Exercise aim:
Using the listing below, select the lines with the word "язку" and copy them.
** Start **
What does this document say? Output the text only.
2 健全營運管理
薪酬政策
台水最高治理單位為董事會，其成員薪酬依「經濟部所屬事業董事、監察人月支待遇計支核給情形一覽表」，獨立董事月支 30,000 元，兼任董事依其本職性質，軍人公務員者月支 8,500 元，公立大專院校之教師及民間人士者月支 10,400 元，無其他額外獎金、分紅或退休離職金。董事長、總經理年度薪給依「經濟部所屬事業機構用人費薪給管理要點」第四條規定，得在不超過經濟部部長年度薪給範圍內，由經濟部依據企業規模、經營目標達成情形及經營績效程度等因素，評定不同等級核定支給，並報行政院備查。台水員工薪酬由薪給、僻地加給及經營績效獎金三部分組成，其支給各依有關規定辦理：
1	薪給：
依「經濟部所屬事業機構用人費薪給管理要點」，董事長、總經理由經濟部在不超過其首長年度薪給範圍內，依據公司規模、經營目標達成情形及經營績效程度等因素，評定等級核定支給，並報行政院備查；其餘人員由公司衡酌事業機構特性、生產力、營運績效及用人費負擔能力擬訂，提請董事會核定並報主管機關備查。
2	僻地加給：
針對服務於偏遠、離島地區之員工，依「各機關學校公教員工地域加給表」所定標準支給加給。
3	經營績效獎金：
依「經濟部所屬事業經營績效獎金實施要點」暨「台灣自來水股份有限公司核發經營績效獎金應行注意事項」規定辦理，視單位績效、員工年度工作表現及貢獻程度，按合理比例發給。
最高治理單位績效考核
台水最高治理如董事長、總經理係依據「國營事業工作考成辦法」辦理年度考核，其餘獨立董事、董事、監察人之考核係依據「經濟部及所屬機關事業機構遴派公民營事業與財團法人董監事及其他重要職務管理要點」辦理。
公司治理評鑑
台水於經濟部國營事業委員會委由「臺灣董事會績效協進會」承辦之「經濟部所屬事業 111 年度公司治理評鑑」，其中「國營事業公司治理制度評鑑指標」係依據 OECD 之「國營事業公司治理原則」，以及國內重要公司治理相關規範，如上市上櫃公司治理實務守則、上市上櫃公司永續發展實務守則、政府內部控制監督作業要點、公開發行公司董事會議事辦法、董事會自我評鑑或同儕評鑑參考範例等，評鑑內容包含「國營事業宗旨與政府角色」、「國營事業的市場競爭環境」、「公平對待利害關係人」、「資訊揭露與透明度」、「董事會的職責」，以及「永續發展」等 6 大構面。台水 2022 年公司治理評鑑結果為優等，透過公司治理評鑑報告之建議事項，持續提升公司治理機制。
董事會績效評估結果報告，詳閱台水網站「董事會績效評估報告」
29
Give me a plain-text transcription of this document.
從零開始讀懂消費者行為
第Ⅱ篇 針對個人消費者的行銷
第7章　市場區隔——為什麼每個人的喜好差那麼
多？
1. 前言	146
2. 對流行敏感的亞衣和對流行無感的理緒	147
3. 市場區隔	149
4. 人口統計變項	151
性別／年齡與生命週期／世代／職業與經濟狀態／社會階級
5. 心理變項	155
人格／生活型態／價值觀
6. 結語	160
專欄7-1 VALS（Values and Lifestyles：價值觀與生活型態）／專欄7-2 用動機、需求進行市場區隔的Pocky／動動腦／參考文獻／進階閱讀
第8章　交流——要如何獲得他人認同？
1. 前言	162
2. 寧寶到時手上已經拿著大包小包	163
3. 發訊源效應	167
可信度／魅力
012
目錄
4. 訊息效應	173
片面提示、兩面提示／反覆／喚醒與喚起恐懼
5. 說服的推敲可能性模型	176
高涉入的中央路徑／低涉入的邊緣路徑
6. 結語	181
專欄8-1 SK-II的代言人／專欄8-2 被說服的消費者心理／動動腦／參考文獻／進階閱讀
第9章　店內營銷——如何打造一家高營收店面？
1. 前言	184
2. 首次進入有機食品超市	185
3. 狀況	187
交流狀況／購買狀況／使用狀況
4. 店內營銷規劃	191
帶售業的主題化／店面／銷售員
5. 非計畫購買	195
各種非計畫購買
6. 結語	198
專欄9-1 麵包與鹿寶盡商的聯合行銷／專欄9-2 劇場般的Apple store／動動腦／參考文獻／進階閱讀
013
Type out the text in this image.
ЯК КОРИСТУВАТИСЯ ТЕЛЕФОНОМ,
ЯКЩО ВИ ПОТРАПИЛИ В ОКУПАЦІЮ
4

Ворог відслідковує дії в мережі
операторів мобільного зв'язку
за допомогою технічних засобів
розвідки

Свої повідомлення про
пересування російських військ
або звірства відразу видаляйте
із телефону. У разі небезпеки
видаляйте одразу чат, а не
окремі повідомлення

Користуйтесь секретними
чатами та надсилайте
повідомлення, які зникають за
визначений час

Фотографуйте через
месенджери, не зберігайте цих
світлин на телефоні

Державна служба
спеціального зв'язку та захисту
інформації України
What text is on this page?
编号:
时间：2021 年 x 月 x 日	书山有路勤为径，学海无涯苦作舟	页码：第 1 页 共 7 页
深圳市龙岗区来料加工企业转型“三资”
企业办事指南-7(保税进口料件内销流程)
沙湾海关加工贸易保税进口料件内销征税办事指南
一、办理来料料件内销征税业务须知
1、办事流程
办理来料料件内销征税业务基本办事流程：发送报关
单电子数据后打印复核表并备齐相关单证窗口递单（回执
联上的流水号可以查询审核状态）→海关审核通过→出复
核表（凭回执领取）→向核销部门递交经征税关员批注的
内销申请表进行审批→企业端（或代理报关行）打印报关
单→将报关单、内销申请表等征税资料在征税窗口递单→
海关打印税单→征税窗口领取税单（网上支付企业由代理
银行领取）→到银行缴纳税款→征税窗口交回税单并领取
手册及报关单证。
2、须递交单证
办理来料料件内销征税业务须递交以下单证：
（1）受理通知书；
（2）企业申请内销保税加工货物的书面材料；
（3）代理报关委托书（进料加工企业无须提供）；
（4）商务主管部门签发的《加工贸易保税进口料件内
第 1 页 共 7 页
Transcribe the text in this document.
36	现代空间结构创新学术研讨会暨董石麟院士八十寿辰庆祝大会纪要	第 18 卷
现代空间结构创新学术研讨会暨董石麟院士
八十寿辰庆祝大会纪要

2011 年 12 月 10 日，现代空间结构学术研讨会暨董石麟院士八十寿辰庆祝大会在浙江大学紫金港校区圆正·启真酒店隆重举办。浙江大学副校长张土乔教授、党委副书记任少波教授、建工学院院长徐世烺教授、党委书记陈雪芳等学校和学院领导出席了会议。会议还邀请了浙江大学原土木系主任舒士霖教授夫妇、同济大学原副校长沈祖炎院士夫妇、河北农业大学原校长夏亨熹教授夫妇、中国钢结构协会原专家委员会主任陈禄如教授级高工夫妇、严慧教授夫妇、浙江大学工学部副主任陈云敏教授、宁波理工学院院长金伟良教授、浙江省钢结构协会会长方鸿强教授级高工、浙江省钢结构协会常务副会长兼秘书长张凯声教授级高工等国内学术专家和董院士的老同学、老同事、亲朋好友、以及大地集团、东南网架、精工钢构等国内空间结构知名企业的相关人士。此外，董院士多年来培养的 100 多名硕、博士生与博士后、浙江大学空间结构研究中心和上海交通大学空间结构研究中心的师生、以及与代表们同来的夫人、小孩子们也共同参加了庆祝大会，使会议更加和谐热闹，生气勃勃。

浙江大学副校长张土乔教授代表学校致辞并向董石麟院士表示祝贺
** End **
Task solution:
операторів мобільного зв'язку
спеціального зв'язку та захисту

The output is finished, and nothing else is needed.